ЗАДАНИЕ A: Выведите без изменений строки записей: начните со строки, в которой есть «Patent image size: (610, 411).», и закончите строкой, в которой есть «The width W is at (560, 171).».
————————
В очерке «Масленица» в составе «Автобиографических воспоминаний» в «свердловской коллекции» воспоминаний автор уточняет: «Последний раз в жизни мне удалось наблюдать масленицу в деревне в её, так сказать, классическом виде в Тече в 1904 г.» // ГАСО. Ф. р-2757. Оп. 1. Д. 387. Л. 82.

Там же: «Теча расположена на горе, но рельеф местности затруднял выбор места для устройства катушки: то гора спускалась к речке обрывом, то дорожка для спуска была сильно искривлена, то упиралась в огороды. Наиболее удобным спуском с горы — прямым и обеспечивающим дальность катания был спуск на Горушках от дома Неверовых, по прозвищу «Волковых». Здесь спуск был прямым, дальше дорожка шла между огородами, а потом был спуск небольшой к речке. Такое расположение спуска обеспечивало быстроту и дальность движения по катушке» // ГАСО. Ф. р-2757. Оп. 1. Д. 387. Л. 82–83.
————————
ЗАДАНИЕ B: Продолжите воспоминания о масленице в Тече, начав сразу после последнего приведенного предложения.

ИСХОДНЫЕ ЗАПИСИ:
————————
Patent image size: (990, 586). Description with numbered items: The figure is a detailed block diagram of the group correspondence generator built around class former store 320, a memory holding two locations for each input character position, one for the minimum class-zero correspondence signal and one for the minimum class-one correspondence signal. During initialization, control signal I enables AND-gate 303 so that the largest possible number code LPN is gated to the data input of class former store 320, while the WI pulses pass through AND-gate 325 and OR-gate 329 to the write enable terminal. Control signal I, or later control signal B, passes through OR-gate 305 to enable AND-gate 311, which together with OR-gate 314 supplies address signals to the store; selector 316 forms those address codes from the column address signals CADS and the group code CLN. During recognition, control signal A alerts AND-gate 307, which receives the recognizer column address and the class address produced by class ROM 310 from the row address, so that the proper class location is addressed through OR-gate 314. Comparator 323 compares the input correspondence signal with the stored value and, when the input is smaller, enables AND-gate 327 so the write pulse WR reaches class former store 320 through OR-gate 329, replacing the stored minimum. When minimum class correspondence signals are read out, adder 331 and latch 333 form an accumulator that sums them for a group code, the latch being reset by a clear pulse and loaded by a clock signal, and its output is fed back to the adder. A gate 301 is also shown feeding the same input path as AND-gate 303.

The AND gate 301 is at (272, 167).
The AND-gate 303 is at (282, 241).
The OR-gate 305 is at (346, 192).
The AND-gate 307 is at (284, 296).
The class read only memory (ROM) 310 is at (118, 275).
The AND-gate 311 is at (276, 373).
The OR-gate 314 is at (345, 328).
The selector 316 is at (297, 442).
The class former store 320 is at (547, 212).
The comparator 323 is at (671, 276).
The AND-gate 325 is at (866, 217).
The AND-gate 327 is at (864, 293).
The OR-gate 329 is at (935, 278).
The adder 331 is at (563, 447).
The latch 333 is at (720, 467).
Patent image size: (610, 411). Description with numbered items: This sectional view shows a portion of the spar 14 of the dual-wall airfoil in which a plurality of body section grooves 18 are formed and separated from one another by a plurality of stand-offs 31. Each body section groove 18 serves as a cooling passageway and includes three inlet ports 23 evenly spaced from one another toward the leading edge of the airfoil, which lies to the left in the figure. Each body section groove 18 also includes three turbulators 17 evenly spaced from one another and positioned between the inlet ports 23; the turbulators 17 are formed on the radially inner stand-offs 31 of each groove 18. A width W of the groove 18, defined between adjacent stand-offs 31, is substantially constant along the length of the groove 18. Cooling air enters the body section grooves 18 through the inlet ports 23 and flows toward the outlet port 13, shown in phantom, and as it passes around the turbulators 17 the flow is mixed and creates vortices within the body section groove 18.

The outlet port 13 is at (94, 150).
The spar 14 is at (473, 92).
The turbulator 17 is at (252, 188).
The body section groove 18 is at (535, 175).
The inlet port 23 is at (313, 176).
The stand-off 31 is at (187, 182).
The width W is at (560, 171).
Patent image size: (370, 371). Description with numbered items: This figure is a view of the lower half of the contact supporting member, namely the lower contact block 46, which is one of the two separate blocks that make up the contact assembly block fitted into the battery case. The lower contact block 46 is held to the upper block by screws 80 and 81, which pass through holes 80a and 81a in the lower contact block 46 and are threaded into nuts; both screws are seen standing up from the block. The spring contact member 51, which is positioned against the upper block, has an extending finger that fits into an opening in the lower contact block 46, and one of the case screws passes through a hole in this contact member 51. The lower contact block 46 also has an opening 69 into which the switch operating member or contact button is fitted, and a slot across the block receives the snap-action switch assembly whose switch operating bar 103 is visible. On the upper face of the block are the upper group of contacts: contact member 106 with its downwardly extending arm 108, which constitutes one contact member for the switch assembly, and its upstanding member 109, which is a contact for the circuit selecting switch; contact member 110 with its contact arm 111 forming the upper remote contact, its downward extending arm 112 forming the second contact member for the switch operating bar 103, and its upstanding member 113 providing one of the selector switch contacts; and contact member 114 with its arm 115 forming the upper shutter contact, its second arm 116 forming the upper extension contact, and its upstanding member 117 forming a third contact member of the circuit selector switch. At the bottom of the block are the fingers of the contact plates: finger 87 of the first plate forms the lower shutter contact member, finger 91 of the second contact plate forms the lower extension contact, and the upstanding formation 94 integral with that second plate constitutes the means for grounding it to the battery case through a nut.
————————
ОТВЕТ A:
Patent image size: (610, 411). Description with numbered items: This sectional view shows a portion of the spar 14 of the dual-wall airfoil in which a plurality of body section grooves 18 are formed and separated from one another by a plurality of stand-offs 31. Each body section groove 18 serves as a cooling passageway and includes three inlet ports 23 evenly spaced from one another toward the leading edge of the airfoil, which lies to the left in the figure. Each body section groove 18 also includes three turbulators 17 evenly spaced from one another and positioned between the inlet ports 23; the turbulators 17 are formed on the radially inner stand-offs 31 of each groove 18. A width W of the groove 18, defined between adjacent stand-offs 31, is substantially constant along the length of the groove 18. Cooling air enters the body section grooves 18 through the inlet ports 23 and flows toward the outlet port 13, shown in phantom, and as it passes around the turbulators 17 the flow is mixed and creates vortices within the body section groove 18.

The outlet port 13 is at (94, 150).
The spar 14 is at (473, 92).
The turbulator 17 is at (252, 188).
The body section groove 18 is at (535, 175).
The inlet port 23 is at (313, 176).
The stand-off 31 is at (187, 182).
The width W is at (560, 171).

ОТВЕТ B:
112

В очерке «Масленица» в составе «Автобиографических воспоминаний» в «свердловской коллекции» воспоминаний автор объясняет: «Поливка горы часто совершалась насильственным путём: когда женщины проходили с водой с реки, то вдруг, откуда ни возьмись, появлялись парни и выливали у них из вёдер воду на катушки. Также поступали и с теми, кто вёз воду в кадушках. Всё это превращалось в шутку. Если же эти «шутки» не удавались, потому что наученные «опытом» люди избегали носить и возить здесь воду, то наряжали на поливку девушек, любительниц кататься с гор» // Там же. Л. 84.

113

Там же автор сообщает о том, как заканчивались катания на санях: «Кончалось катание, и катушку — лёд на ней рубили по поперечным линиям, чтобы никто не вздумал покататься в Великом посте» // Там же. Л. 86.

114

В очерке «Масленица» в составе «Автобиографических воспоминаний» в «свердловской коллекции» воспоминаний автор дополняет: «Это был по существу смотр хозяйских достатков теченского населения. Тут можно было видеть тройку лошадей знаменитых теченских ямщиков Кокшаровых во всём блеске их упряжки: хомуты с красными подкладками (подхомутниками), что было высшей модой, сбрую — шлеп, седелки в медных бляшках, гарусные возжи, кашевку с ковровым рисунком на кошме. Красовался серый с яблоками конь Новиковых, Лысанко Александра Степановича Суханова, резвачи Семёна Осиповича Лебедева и прочие знаменитости. В большинстве же были рыжки, бурки, голубки, мухортки и прочие, не блещущие ни видом, ни сбруей» // ГАСО. Ф. р-2757. Оп. 1. Д. 387. Л. 87–88.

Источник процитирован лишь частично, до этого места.